== Record extracts ==

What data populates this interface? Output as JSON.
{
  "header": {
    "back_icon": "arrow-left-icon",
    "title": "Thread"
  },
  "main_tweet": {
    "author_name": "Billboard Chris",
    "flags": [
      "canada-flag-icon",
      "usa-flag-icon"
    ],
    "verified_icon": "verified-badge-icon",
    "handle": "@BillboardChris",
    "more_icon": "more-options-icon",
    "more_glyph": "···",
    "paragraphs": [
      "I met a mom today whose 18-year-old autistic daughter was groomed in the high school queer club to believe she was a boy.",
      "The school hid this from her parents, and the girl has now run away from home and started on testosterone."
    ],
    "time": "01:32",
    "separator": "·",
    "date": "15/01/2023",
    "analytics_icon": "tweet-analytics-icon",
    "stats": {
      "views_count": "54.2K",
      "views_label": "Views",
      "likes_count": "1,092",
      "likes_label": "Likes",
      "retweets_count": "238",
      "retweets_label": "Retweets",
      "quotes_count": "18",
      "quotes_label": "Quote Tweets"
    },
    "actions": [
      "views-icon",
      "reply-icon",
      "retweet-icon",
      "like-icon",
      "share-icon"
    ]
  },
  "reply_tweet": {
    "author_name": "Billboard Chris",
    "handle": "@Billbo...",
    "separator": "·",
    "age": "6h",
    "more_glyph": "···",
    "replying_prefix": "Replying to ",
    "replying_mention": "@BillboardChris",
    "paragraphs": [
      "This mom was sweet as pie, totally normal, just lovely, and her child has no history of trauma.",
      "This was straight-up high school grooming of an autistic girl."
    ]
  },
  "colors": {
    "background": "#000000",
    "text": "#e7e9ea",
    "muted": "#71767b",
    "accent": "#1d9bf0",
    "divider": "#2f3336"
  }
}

===

Objective ▸
Copy all lines of the material above where the string "high" occurs.

Reply ▸
      "I met a mom today whose 18-year-old autistic daughter was groomed in the high school queer club to believe she was a boy.",
      "This was straight-up high school grooming of an autistic girl."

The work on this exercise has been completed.